[Source records]

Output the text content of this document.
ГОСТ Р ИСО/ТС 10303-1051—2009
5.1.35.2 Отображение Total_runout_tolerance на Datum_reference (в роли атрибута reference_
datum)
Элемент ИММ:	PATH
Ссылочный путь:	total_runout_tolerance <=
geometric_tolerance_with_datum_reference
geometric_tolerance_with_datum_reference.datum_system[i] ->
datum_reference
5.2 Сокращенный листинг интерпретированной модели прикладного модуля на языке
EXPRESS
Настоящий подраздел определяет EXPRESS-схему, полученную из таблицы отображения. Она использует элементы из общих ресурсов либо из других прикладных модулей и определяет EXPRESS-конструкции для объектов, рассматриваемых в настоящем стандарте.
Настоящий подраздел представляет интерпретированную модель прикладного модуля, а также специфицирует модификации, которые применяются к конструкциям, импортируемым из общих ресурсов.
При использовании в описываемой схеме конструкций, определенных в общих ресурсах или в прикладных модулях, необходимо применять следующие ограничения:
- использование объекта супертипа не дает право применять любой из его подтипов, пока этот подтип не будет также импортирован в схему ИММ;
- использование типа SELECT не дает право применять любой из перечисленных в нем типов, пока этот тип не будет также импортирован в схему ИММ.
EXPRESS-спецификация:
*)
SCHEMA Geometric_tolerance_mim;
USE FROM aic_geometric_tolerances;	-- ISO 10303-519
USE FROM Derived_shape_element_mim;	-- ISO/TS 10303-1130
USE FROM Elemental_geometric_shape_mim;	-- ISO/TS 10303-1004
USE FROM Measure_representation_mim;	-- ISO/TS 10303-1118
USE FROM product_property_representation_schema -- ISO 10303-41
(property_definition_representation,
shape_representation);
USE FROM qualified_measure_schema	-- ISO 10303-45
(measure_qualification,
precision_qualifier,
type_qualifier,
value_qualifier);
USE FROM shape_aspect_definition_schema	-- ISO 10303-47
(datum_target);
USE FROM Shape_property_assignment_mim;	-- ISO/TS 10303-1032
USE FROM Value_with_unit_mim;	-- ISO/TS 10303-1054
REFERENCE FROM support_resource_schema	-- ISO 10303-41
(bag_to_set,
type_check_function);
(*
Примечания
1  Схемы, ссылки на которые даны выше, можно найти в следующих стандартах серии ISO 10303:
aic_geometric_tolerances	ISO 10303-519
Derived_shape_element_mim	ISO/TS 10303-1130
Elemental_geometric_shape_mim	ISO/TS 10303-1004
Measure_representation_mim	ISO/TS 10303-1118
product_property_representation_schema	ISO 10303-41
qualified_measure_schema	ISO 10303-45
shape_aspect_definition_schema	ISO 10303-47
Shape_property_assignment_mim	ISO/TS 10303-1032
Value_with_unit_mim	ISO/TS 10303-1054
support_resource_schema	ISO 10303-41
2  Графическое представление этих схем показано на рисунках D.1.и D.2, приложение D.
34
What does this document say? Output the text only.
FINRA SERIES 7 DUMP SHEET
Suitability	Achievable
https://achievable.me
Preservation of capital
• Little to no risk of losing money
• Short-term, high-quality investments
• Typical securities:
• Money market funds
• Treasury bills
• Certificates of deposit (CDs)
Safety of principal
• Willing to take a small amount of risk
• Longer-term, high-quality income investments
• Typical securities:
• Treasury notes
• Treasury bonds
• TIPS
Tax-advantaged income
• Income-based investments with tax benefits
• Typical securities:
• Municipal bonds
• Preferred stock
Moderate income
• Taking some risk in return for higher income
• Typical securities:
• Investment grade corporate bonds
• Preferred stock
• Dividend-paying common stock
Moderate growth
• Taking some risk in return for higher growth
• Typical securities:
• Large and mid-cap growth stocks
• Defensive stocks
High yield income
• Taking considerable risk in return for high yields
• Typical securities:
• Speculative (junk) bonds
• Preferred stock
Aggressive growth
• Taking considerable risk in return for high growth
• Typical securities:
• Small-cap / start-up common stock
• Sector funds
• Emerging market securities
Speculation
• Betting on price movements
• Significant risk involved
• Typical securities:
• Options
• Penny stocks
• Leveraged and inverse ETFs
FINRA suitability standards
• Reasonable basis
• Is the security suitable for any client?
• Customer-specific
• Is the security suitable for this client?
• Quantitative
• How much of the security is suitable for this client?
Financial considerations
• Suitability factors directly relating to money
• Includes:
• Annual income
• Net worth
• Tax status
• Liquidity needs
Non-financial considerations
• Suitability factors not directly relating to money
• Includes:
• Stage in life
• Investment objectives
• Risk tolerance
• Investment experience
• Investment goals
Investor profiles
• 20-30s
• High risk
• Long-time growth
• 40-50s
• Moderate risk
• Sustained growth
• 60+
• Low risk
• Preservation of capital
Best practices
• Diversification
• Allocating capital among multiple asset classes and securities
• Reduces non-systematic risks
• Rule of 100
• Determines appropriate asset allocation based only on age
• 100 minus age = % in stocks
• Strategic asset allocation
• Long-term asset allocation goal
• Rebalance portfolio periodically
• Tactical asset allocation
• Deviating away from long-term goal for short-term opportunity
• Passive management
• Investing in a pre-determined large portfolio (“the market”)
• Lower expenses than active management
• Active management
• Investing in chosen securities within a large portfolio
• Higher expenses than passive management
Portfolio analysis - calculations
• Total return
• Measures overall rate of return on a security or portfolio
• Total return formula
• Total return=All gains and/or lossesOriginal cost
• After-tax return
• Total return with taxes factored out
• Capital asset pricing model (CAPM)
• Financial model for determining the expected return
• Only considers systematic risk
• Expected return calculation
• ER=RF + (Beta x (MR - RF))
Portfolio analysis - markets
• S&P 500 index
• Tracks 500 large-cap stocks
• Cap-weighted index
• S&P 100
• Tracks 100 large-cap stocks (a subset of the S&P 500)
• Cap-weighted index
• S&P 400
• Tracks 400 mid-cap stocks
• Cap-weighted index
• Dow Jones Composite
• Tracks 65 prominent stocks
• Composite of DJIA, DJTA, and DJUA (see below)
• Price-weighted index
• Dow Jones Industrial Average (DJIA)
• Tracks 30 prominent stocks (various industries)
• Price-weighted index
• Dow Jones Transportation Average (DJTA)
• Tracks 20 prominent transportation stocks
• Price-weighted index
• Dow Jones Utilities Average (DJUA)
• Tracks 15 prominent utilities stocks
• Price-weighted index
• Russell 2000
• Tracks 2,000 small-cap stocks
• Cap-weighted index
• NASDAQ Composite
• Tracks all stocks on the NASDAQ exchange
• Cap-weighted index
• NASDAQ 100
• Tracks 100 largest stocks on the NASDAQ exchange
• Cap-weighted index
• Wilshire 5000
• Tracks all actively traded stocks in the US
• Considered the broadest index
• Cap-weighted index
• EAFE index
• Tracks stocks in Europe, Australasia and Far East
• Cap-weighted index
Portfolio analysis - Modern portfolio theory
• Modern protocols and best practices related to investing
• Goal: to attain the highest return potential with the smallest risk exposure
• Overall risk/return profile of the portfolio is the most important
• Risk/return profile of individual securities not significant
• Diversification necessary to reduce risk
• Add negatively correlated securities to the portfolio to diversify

WHAT YOU HAVE TO DO -> Write out the whole listing again. Match it word for word.

EXERCISE OUTPUT ->
Output the text content of this document.
ГОСТ Р ИСО/ТС 10303-1051—2009
5.1.35.2 Отображение Total_runout_tolerance на Datum_reference (в роли атрибута reference_
datum)
Элемент ИММ:	PATH
Ссылочный путь:	total_runout_tolerance <=
geometric_tolerance_with_datum_reference
geometric_tolerance_with_datum_reference.datum_system[i] ->
datum_reference
5.2 Сокращенный листинг интерпретированной модели прикладного модуля на языке
EXPRESS
Настоящий подраздел определяет EXPRESS-схему, полученную из таблицы отображения. Она использует элементы из общих ресурсов либо из других прикладных модулей и определяет EXPRESS-конструкции для объектов, рассматриваемых в настоящем стандарте.
Настоящий подраздел представляет интерпретированную модель прикладного модуля, а также специфицирует модификации, которые применяются к конструкциям, импортируемым из общих ресурсов.
При использовании в описываемой схеме конструкций, определенных в общих ресурсах или в прикладных модулях, необходимо применять следующие ограничения:
- использование объекта супертипа не дает право применять любой из его подтипов, пока этот подтип не будет также импортирован в схему ИММ;
- использование типа SELECT не дает право применять любой из перечисленных в нем типов, пока этот тип не будет также импортирован в схему ИММ.
EXPRESS-спецификация:
*)
SCHEMA Geometric_tolerance_mim;
USE FROM aic_geometric_tolerances;	-- ISO 10303-519
USE FROM Derived_shape_element_mim;	-- ISO/TS 10303-1130
USE FROM Elemental_geometric_shape_mim;	-- ISO/TS 10303-1004
USE FROM Measure_representation_mim;	-- ISO/TS 10303-1118
USE FROM product_property_representation_schema -- ISO 10303-41
(property_definition_representation,
shape_representation);
USE FROM qualified_measure_schema	-- ISO 10303-45
(measure_qualification,
precision_qualifier,
type_qualifier,
value_qualifier);
USE FROM shape_aspect_definition_schema	-- ISO 10303-47
(datum_target);
USE FROM Shape_property_assignment_mim;	-- ISO/TS 10303-1032
USE FROM Value_with_unit_mim;	-- ISO/TS 10303-1054
REFERENCE FROM support_resource_schema	-- ISO 10303-41
(bag_to_set,
type_check_function);
(*
Примечания
1  Схемы, ссылки на которые даны выше, можно найти в следующих стандартах серии ISO 10303:
aic_geometric_tolerances	ISO 10303-519
Derived_shape_element_mim	ISO/TS 10303-1130
Elemental_geometric_shape_mim	ISO/TS 10303-1004
Measure_representation_mim	ISO/TS 10303-1118
product_property_representation_schema	ISO 10303-41
qualified_measure_schema	ISO 10303-45
shape_aspect_definition_schema	ISO 10303-47
Shape_property_assignment_mim	ISO/TS 10303-1032
Value_with_unit_mim	ISO/TS 10303-1054
support_resource_schema	ISO 10303-41
2  Графическое представление этих схем показано на рисунках D.1.и D.2, приложение D.
34
What does this document say? Output the text only.
FINRA SERIES 7 DUMP SHEET
Suitability	Achievable
https://achievable.me
Preservation of capital
• Little to no risk of losing money
• Short-term, high-quality investments
• Typical securities:
• Money market funds
• Treasury bills
• Certificates of deposit (CDs)
Safety of principal
• Willing to take a small amount of risk
• Longer-term, high-quality income investments
• Typical securities:
• Treasury notes
• Treasury bonds
• TIPS
Tax-advantaged income
• Income-based investments with tax benefits
• Typical securities:
• Municipal bonds
• Preferred stock
Moderate income
• Taking some risk in return for higher income
• Typical securities:
• Investment grade corporate bonds
• Preferred stock
• Dividend-paying common stock
Moderate growth
• Taking some risk in return for higher growth
• Typical securities:
• Large and mid-cap growth stocks
• Defensive stocks
High yield income
• Taking considerable risk in return for high yields
• Typical securities:
• Speculative (junk) bonds
• Preferred stock
Aggressive growth
• Taking considerable risk in return for high growth
• Typical securities:
• Small-cap / start-up common stock
• Sector funds
• Emerging market securities
Speculation
• Betting on price movements
• Significant risk involved
• Typical securities:
• Options
• Penny stocks
• Leveraged and inverse ETFs
FINRA suitability standards
• Reasonable basis
• Is the security suitable for any client?
• Customer-specific
• Is the security suitable for this client?
• Quantitative
• How much of the security is suitable for this client?
Financial considerations
• Suitability factors directly relating to money
• Includes:
• Annual income
• Net worth
• Tax status
• Liquidity needs
Non-financial considerations
• Suitability factors not directly relating to money
• Includes:
• Stage in life
• Investment objectives
• Risk tolerance
• Investment experience
• Investment goals
Investor profiles
• 20-30s
• High risk
• Long-time growth
• 40-50s
• Moderate risk
• Sustained growth
• 60+
• Low risk
• Preservation of capital
Best practices
• Diversification
• Allocating capital among multiple asset classes and securities
• Reduces non-systematic risks
• Rule of 100
• Determines appropriate asset allocation based only on age
• 100 minus age = % in stocks
• Strategic asset allocation
• Long-term asset allocation goal
• Rebalance portfolio periodically
• Tactical asset allocation
• Deviating away from long-term goal for short-term opportunity
• Passive management
• Investing in a pre-determined large portfolio (“the market”)
• Lower expenses than active management
• Active management
• Investing in chosen securities within a large portfolio
• Higher expenses than passive management
Portfolio analysis - calculations
• Total return
• Measures overall rate of return on a security or portfolio
• Total return formula
• Total return=All gains and/or lossesOriginal cost
• After-tax return
• Total return with taxes factored out
• Capital asset pricing model (CAPM)
• Financial model for determining the expected return
• Only considers systematic risk
• Expected return calculation
• ER=RF + (Beta x (MR - RF))
Portfolio analysis - markets
• S&P 500 index
• Tracks 500 large-cap stocks
• Cap-weighted index
• S&P 100
• Tracks 100 large-cap stocks (a subset of the S&P 500)
• Cap-weighted index
• S&P 400
• Tracks 400 mid-cap stocks
• Cap-weighted index
• Dow Jones Composite
• Tracks 65 prominent stocks
• Composite of DJIA, DJTA, and DJUA (see below)
• Price-weighted index
• Dow Jones Industrial Average (DJIA)
• Tracks 30 prominent stocks (various industries)
• Price-weighted index
• Dow Jones Transportation Average (DJTA)
• Tracks 20 prominent transportation stocks
• Price-weighted index
• Dow Jones Utilities Average (DJUA)
• Tracks 15 prominent utilities stocks
• Price-weighted index
• Russell 2000
• Tracks 2,000 small-cap stocks
• Cap-weighted index
• NASDAQ Composite
• Tracks all stocks on the NASDAQ exchange
• Cap-weighted index
• NASDAQ 100
• Tracks 100 largest stocks on the NASDAQ exchange
• Cap-weighted index
• Wilshire 5000
• Tracks all actively traded stocks in the US
• Considered the broadest index
• Cap-weighted index
• EAFE index
• Tracks stocks in Europe, Australasia and Far East
• Cap-weighted index
Portfolio analysis - Modern portfolio theory
• Modern protocols and best practices related to investing
• Goal: to attain the highest return potential with the smallest risk exposure
• Overall risk/return profile of the portfolio is the most important
• Risk/return profile of individual securities not significant
• Diversification necessary to reduce risk
• Add negatively correlated securities to the portfolio to diversify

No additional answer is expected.